◆ TASK DIRECTIONS: Please render every line of the records below as a JSON list of strings, one string per line, with blank lines left out.
===== DATA SUPPLIED
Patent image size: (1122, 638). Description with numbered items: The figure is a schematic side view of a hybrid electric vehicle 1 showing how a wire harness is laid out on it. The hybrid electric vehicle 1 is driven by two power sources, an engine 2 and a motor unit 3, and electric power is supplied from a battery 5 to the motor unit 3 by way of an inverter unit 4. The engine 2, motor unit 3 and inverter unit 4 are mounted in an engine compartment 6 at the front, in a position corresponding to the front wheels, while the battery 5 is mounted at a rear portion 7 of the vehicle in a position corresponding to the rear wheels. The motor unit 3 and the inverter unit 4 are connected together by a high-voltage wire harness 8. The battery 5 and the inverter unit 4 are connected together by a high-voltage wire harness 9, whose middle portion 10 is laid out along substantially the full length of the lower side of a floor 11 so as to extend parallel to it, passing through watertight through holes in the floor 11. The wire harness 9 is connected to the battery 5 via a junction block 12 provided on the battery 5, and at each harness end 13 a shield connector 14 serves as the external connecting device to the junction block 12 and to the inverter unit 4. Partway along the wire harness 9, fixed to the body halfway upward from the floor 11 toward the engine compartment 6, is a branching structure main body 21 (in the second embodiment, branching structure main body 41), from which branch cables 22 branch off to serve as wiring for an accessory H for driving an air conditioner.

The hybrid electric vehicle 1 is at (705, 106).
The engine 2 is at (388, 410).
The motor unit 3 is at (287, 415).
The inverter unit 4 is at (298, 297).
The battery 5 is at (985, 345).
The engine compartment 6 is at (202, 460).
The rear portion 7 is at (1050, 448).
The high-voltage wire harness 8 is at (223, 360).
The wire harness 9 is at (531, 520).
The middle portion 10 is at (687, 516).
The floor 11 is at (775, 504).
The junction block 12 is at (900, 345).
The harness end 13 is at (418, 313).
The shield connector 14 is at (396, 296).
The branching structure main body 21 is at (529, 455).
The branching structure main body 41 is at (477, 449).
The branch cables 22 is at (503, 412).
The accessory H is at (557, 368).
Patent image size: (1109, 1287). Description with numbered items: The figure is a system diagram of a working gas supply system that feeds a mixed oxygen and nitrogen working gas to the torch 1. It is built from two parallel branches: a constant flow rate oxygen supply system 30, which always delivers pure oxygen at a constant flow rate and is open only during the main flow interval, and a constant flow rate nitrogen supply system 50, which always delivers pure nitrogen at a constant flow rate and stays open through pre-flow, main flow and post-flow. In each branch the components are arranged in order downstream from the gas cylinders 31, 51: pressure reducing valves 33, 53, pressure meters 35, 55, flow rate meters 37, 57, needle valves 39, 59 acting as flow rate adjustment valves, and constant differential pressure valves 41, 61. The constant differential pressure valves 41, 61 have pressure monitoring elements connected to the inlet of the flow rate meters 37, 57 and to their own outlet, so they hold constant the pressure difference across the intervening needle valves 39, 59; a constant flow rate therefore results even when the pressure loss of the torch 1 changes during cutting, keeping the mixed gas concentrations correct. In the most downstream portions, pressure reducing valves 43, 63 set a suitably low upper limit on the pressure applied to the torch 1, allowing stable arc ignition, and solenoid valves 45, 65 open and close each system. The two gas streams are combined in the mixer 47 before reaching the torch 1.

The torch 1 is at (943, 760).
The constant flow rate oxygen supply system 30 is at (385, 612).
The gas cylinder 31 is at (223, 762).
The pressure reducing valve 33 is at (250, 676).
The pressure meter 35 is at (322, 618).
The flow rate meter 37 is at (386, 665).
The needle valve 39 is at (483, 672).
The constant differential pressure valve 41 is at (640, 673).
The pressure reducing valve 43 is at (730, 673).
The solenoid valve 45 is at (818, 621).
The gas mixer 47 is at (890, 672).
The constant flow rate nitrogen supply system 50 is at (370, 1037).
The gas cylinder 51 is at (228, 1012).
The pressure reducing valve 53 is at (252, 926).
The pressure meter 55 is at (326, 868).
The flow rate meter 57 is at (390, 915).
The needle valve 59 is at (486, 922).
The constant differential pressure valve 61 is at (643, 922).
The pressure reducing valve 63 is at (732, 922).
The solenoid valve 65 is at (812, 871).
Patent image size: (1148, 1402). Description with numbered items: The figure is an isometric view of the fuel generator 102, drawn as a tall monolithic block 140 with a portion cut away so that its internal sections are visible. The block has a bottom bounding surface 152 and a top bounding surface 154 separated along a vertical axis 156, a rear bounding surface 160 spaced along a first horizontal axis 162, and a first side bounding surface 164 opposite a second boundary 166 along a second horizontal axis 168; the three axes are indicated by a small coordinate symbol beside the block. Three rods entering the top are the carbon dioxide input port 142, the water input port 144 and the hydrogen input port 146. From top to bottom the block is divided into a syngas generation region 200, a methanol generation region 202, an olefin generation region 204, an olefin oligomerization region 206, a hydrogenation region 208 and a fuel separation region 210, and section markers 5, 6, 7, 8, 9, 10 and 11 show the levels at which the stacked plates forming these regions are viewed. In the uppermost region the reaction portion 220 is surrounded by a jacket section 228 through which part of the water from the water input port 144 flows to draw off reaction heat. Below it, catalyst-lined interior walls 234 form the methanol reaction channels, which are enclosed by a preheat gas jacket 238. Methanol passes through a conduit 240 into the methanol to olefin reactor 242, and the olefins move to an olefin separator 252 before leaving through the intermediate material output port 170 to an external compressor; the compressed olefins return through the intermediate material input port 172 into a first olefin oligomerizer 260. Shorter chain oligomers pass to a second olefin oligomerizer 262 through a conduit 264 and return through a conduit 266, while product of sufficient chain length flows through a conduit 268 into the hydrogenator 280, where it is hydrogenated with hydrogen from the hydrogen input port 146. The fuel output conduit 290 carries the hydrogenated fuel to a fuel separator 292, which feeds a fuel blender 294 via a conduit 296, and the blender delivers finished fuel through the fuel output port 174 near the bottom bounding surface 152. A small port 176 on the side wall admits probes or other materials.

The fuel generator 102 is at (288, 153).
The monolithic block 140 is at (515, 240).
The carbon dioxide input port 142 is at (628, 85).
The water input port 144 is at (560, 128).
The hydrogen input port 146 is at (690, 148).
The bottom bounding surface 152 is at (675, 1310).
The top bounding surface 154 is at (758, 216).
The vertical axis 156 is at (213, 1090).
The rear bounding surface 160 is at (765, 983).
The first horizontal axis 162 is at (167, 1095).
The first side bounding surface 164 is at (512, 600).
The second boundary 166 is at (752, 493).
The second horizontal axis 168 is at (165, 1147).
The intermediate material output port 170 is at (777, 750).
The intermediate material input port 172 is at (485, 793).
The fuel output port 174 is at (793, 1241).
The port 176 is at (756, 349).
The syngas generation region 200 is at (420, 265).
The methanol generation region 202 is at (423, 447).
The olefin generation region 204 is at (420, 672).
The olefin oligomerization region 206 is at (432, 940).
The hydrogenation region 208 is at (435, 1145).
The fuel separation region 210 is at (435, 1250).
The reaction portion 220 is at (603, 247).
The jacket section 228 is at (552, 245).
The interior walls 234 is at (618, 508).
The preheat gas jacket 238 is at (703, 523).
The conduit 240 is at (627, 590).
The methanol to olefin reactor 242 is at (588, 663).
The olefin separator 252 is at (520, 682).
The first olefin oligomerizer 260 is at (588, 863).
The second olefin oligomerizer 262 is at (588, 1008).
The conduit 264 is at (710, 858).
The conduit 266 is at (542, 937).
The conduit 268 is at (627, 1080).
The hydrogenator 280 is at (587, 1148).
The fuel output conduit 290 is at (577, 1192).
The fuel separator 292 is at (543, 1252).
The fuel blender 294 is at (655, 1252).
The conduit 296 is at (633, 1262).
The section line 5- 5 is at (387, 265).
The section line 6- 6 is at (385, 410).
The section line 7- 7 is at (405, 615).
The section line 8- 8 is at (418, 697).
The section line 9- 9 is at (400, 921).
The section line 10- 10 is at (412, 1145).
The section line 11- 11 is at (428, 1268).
==========
◆ RESULT BELOW:
[
  "Patent image size: (1122, 638). Description with numbered items: The figure is a schematic side view of a hybrid electric vehicle 1 showing how a wire harness is laid out on it. The hybrid electric vehicle 1 is driven by two power sources, an engine 2 and a motor unit 3, and electric power is supplied from a battery 5 to the motor unit 3 by way of an inverter unit 4. The engine 2, motor unit 3 and inverter unit 4 are mounted in an engine compartment 6 at the front, in a position corresponding to the front wheels, while the battery 5 is mounted at a rear portion 7 of the vehicle in a position corresponding to the rear wheels. The motor unit 3 and the inverter unit 4 are connected together by a high-voltage wire harness 8. The battery 5 and the inverter unit 4 are connected together by a high-voltage wire harness 9, whose middle portion 10 is laid out along substantially the full length of the lower side of a floor 11 so as to extend parallel to it, passing through watertight through holes in the floor 11. The wire harness 9 is connected to the battery 5 via a junction block 12 provided on the battery 5, and at each harness end 13 a shield connector 14 serves as the external connecting device to the junction block 12 and to the inverter unit 4. Partway along the wire harness 9, fixed to the body halfway upward from the floor 11 toward the engine compartment 6, is a branching structure main body 21 (in the second embodiment, branching structure main body 41), from which branch cables 22 branch off to serve as wiring for an accessory H for driving an air conditioner.",
  "The hybrid electric vehicle 1 is at (705, 106).",
  "The engine 2 is at (388, 410).",
  "The motor unit 3 is at (287, 415).",
  "The inverter unit 4 is at (298, 297).",
  "The battery 5 is at (985, 345).",
  "The engine compartment 6 is at (202, 460).",
  "The rear portion 7 is at (1050, 448).",
  "The high-voltage wire harness 8 is at (223, 360).",
  "The wire harness 9 is at (531, 520).",
  "The middle portion 10 is at (687, 516).",
  "The floor 11 is at (775, 504).",
  "The junction block 12 is at (900, 345).",
  "The harness end 13 is at (418, 313).",
  "The shield connector 14 is at (396, 296).",
  "The branching structure main body 21 is at (529, 455).",
  "The branching structure main body 41 is at (477, 449).",
  "The branch cables 22 is at (503, 412).",
  "The accessory H is at (557, 368).",
  "Patent image size: (1109, 1287). Description with numbered items: The figure is a system diagram of a working gas supply system that feeds a mixed oxygen and nitrogen working gas to the torch 1. It is built from two parallel branches: a constant flow rate oxygen supply system 30, which always delivers pure oxygen at a constant flow rate and is open only during the main flow interval, and a constant flow rate nitrogen supply system 50, which always delivers pure nitrogen at a constant flow rate and stays open through pre-flow, main flow and post-flow. In each branch the components are arranged in order downstream from the gas cylinders 31, 51: pressure reducing valves 33, 53, pressure meters 35, 55, flow rate meters 37, 57, needle valves 39, 59 acting as flow rate adjustment valves, and constant differential pressure valves 41, 61. The constant differential pressure valves 41, 61 have pressure monitoring elements connected to the inlet of the flow rate meters 37, 57 and to their own outlet, so they hold constant the pressure difference across the intervening needle valves 39, 59; a constant flow rate therefore results even when the pressure loss of the torch 1 changes during cutting, keeping the mixed gas concentrations correct. In the most downstream portions, pressure reducing valves 43, 63 set a suitably low upper limit on the pressure applied to the torch 1, allowing stable arc ignition, and solenoid valves 45, 65 open and close each system. The two gas streams are combined in the mixer 47 before reaching the torch 1.",
  "The torch 1 is at (943, 760).",
  "The constant flow rate oxygen supply system 30 is at (385, 612).",
  "The gas cylinder 31 is at (223, 762).",
  "The pressure reducing valve 33 is at (250, 676).",
  "The pressure meter 35 is at (322, 618).",
  "The flow rate meter 37 is at (386, 665).",
  "The needle valve 39 is at (483, 672).",
  "The constant differential pressure valve 41 is at (640, 673).",
  "The pressure reducing valve 43 is at (730, 673).",
  "The solenoid valve 45 is at (818, 621).",
  "The gas mixer 47 is at (890, 672).",
  "The constant flow rate nitrogen supply system 50 is at (370, 1037).",
  "The gas cylinder 51 is at (228, 1012).",
  "The pressure reducing valve 53 is at (252, 926).",
  "The pressure meter 55 is at (326, 868).",
  "The flow rate meter 57 is at (390, 915).",
  "The needle valve 59 is at (486, 922).",
  "The constant differential pressure valve 61 is at (643, 922).",
  "The pressure reducing valve 63 is at (732, 922).",
  "The solenoid valve 65 is at (812, 871).",
  "Patent image size: (1148, 1402). Description with numbered items: The figure is an isometric view of the fuel generator 102, drawn as a tall monolithic block 140 with a portion cut away so that its internal sections are visible. The block has a bottom bounding surface 152 and a top bounding surface 154 separated along a vertical axis 156, a rear bounding surface 160 spaced along a first horizontal axis 162, and a first side bounding surface 164 opposite a second boundary 166 along a second horizontal axis 168; the three axes are indicated by a small coordinate symbol beside the block. Three rods entering the top are the carbon dioxide input port 142, the water input port 144 and the hydrogen input port 146. From top to bottom the block is divided into a syngas generation region 200, a methanol generation region 202, an olefin generation region 204, an olefin oligomerization region 206, a hydrogenation region 208 and a fuel separation region 210, and section markers 5, 6, 7, 8, 9, 10 and 11 show the levels at which the stacked plates forming these regions are viewed. In the uppermost region the reaction portion 220 is surrounded by a jacket section 228 through which part of the water from the water input port 144 flows to draw off reaction heat. Below it, catalyst-lined interior walls 234 form the methanol reaction channels, which are enclosed by a preheat gas jacket 238. Methanol passes through a conduit 240 into the methanol to olefin reactor 242, and the olefins move to an olefin separator 252 before leaving through the intermediate material output port 170 to an external compressor; the compressed olefins return through the intermediate material input port 172 into a first olefin oligomerizer 260. Shorter chain oligomers pass to a second olefin oligomerizer 262 through a conduit 264 and return through a conduit 266, while product of sufficient chain length flows through a conduit 268 into the hydrogenator 280, where it is hydrogenated with hydrogen from the hydrogen input port 146. The fuel output conduit 290 carries the hydrogenated fuel to a fuel separator 292, which feeds a fuel blender 294 via a conduit 296, and the blender delivers finished fuel through the fuel output port 174 near the bottom bounding surface 152. A small port 176 on the side wall admits probes or other materials.",
  "The fuel generator 102 is at (288, 153).",
  "The monolithic block 140 is at (515, 240).",
  "The carbon dioxide input port 142 is at (628, 85).",
  "The water input port 144 is at (560, 128).",
  "The hydrogen input port 146 is at (690, 148).",
  "The bottom bounding surface 152 is at (675, 1310).",
  "The top bounding surface 154 is at (758, 216).",
  "The vertical axis 156 is at (213, 1090).",
  "The rear bounding surface 160 is at (765, 983).",
  "The first horizontal axis 162 is at (167, 1095).",
  "The first side bounding surface 164 is at (512, 600).",
  "The second boundary 166 is at (752, 493).",
  "The second horizontal axis 168 is at (165, 1147).",
  "The intermediate material output port 170 is at (777, 750).",
  "The intermediate material input port 172 is at (485, 793).",
  "The fuel output port 174 is at (793, 1241).",
  "The port 176 is at (756, 349).",
  "The syngas generation region 200 is at (420, 265).",
  "The methanol generation region 202 is at (423, 447).",
  "The olefin generation region 204 is at (420, 672).",
  "The olefin oligomerization region 206 is at (432, 940).",
  "The hydrogenation region 208 is at (435, 1145).",
  "The fuel separation region 210 is at (435, 1250).",
  "The reaction portion 220 is at (603, 247).",
  "The jacket section 228 is at (552, 245).",
  "The interior walls 234 is at (618, 508).",
  "The preheat gas jacket 238 is at (703, 523).",
  "The conduit 240 is at (627, 590).",
  "The methanol to olefin reactor 242 is at (588, 663).",
  "The olefin separator 252 is at (520, 682).",
  "The first olefin oligomerizer 260 is at (588, 863).",
  "The second olefin oligomerizer 262 is at (588, 1008).",
  "The conduit 264 is at (710, 858).",
  "The conduit 266 is at (542, 937).",
  "The conduit 268 is at (627, 1080).",
  "The hydrogenator 280 is at (587, 1148).",
  "The fuel output conduit 290 is at (577, 1192).",
  "The fuel separator 292 is at (543, 1252).",
  "The fuel blender 294 is at (655, 1252).",
  "The conduit 296 is at (633, 1262).",
  "The section line 5- 5 is at (387, 265).",
  "The section line 6- 6 is at (385, 410).",
  "The section line 7- 7 is at (405, 615).",
  "The section line 8- 8 is at (418, 697).",
  "The section line 9- 9 is at (400, 921).",
  "The section line 10- 10 is at (412, 1145).",
  "The section line 11- 11 is at (428, 1268)."
]